==== Supplied material ====

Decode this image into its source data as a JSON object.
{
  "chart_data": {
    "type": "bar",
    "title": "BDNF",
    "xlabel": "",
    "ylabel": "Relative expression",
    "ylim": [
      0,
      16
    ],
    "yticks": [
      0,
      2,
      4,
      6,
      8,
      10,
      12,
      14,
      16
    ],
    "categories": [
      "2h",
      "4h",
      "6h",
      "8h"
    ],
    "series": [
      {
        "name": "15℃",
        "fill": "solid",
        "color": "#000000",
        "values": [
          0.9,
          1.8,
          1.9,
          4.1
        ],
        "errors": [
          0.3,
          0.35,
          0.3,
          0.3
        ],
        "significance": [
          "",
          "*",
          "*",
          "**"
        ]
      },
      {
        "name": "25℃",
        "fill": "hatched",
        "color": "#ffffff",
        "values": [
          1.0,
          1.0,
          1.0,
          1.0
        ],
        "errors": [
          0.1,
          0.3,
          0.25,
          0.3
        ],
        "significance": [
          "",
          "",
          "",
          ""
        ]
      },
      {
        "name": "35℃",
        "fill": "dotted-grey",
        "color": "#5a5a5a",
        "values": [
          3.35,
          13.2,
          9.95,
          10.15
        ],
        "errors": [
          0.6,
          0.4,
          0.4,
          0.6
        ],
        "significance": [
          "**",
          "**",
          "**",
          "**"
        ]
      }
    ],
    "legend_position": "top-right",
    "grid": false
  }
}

====

Required work:
Identify lines with the string "color". Copy each one.

Solution to the problem:
        "color": "#000000",
        "color": "#ffffff",
        "color": "#5a5a5a",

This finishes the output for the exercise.